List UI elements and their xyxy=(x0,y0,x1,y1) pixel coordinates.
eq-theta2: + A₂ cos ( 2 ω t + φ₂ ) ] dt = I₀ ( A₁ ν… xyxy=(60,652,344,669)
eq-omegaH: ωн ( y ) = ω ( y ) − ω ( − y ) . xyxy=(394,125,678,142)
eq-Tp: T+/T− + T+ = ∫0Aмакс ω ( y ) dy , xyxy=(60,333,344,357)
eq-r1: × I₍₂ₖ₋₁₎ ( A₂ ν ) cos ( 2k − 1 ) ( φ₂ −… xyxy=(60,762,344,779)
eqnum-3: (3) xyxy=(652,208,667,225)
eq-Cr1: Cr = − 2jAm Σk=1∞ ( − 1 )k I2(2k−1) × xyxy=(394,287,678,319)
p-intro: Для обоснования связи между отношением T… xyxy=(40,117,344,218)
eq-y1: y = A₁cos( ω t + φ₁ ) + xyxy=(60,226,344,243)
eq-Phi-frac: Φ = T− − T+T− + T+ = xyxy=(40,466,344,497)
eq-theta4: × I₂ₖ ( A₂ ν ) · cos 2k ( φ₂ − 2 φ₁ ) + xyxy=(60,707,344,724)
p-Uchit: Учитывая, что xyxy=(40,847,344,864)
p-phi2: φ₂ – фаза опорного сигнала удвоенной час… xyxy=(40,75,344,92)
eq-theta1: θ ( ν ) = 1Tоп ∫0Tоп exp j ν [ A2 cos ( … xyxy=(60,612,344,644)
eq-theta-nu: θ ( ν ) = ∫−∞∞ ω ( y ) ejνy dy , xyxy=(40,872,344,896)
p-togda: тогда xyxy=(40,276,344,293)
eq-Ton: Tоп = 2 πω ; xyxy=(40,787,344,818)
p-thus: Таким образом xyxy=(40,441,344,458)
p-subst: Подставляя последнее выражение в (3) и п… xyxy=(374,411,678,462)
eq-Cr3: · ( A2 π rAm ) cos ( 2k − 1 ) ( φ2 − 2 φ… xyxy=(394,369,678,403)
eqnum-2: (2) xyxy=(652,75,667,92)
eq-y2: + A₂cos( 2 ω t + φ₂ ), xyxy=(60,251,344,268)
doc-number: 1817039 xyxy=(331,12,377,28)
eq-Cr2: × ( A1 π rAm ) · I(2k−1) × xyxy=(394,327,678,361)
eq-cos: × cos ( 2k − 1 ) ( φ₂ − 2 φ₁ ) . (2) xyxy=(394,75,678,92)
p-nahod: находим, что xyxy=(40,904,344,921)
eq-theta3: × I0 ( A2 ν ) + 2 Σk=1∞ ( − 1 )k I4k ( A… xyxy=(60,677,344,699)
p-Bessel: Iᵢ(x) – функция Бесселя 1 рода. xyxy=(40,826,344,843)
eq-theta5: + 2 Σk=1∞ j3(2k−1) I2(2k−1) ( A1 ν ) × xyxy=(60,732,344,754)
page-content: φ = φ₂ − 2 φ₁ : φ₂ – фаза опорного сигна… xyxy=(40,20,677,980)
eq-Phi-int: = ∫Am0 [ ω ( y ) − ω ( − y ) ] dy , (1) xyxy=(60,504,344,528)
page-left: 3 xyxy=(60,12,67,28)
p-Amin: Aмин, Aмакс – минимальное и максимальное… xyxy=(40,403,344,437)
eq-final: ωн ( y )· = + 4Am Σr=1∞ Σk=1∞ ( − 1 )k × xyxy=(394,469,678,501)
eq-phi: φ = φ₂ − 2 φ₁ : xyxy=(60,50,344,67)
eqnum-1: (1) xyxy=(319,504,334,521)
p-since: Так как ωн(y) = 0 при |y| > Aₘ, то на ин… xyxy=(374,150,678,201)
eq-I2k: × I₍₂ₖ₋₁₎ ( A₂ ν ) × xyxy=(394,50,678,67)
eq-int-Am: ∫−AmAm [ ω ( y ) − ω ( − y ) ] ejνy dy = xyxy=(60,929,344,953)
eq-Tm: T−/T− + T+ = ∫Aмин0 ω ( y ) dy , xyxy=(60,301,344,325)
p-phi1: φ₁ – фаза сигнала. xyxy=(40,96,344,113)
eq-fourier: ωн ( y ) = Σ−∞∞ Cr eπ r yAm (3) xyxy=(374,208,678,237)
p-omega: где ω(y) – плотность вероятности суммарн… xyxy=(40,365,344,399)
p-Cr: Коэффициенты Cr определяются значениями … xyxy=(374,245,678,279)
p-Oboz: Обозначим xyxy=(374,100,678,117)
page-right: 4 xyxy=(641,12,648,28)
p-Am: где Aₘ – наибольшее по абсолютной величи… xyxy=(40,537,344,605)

* * * * *

The exercise ▸ Lay out the rows as a numbered list, leaving out any blank lines, starting from the first row and ending with the row that contains "p-Bessel: Iᵢ(x) –".

Output ▸
1. List UI elements and their xyxy=(x0,y0,x1,y1) pixel coordinates.
2. eq-theta2: + A₂ cos ( 2 ω t + φ₂ ) ] dt = I₀ ( A₁ ν… xyxy=(60,652,344,669)
3. eq-omegaH: ωн ( y ) = ω ( y ) − ω ( − y ) . xyxy=(394,125,678,142)
4. eq-Tp: T+/T− + T+ = ∫0Aмакс ω ( y ) dy , xyxy=(60,333,344,357)
5. eq-r1: × I₍₂ₖ₋₁₎ ( A₂ ν ) cos ( 2k − 1 ) ( φ₂ −… xyxy=(60,762,344,779)
6. eqnum-3: (3) xyxy=(652,208,667,225)
7. eq-Cr1: Cr = − 2jAm Σk=1∞ ( − 1 )k I2(2k−1) × xyxy=(394,287,678,319)
8. p-intro: Для обоснования связи между отношением T… xyxy=(40,117,344,218)
9. eq-y1: y = A₁cos( ω t + φ₁ ) + xyxy=(60,226,344,243)
10. eq-Phi-frac: Φ = T− − T+T− + T+ = xyxy=(40,466,344,497)
11. eq-theta4: × I₂ₖ ( A₂ ν ) · cos 2k ( φ₂ − 2 φ₁ ) + xyxy=(60,707,344,724)
12. p-Uchit: Учитывая, что xyxy=(40,847,344,864)
13. p-phi2: φ₂ – фаза опорного сигнала удвоенной час… xyxy=(40,75,344,92)
14. eq-theta1: θ ( ν ) = 1Tоп ∫0Tоп exp j ν [ A2 cos ( … xyxy=(60,612,344,644)
15. eq-theta-nu: θ ( ν ) = ∫−∞∞ ω ( y ) ejνy dy , xyxy=(40,872,344,896)
16. p-togda: тогда xyxy=(40,276,344,293)
17. eq-Ton: Tоп = 2 πω ; xyxy=(40,787,344,818)
18. p-thus: Таким образом xyxy=(40,441,344,458)
19. p-subst: Подставляя последнее выражение в (3) и п… xyxy=(374,411,678,462)
20. eq-Cr3: · ( A2 π rAm ) cos ( 2k − 1 ) ( φ2 − 2 φ… xyxy=(394,369,678,403)
21. eqnum-2: (2) xyxy=(652,75,667,92)
22. eq-y2: + A₂cos( 2 ω t + φ₂ ), xyxy=(60,251,344,268)
23. doc-number: 1817039 xyxy=(331,12,377,28)
24. eq-Cr2: × ( A1 π rAm ) · I(2k−1) × xyxy=(394,327,678,361)
25. eq-cos: × cos ( 2k − 1 ) ( φ₂ − 2 φ₁ ) . (2) xyxy=(394,75,678,92)
26. p-nahod: находим, что xyxy=(40,904,344,921)
27. eq-theta3: × I0 ( A2 ν ) + 2 Σk=1∞ ( − 1 )k I4k ( A… xyxy=(60,677,344,699)
28. p-Bessel: Iᵢ(x) – функция Бесселя 1 рода. xyxy=(40,826,344,843)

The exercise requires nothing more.